→ Work to be completed: Wherever a line holds the word "ناصر", copy that line out.

START Input rows

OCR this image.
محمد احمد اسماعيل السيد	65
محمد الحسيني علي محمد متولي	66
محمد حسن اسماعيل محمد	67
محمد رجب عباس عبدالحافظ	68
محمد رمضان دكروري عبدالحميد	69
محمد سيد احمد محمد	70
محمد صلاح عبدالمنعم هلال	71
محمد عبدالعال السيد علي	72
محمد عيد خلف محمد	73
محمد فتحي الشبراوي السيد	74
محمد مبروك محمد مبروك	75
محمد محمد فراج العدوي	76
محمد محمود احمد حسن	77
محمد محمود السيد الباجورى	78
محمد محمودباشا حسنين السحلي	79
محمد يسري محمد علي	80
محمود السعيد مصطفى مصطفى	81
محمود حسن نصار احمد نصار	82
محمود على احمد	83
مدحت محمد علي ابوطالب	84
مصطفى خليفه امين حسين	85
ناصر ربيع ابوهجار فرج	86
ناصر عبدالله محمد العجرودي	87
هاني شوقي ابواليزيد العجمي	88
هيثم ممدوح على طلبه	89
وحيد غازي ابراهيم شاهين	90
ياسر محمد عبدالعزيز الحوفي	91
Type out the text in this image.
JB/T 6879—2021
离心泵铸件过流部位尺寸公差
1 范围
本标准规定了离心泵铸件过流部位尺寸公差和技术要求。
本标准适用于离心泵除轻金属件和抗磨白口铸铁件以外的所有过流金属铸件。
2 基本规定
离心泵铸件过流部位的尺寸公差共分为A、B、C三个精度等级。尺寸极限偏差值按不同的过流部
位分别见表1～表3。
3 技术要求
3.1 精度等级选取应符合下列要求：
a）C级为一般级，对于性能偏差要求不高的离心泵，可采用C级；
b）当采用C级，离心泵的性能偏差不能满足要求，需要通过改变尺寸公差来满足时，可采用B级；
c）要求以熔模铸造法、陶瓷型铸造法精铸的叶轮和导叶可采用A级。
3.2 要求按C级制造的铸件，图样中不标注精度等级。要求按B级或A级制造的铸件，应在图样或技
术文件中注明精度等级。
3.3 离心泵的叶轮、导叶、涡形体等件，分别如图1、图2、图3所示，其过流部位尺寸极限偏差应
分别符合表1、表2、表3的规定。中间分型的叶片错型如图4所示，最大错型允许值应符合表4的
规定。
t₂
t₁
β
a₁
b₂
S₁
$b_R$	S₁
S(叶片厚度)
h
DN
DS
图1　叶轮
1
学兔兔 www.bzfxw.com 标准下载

END Input rows

→ Solution to the problem:
ناصر ربيع ابوهجار فرج	86
ناصر عبدالله محمد العجرودي	87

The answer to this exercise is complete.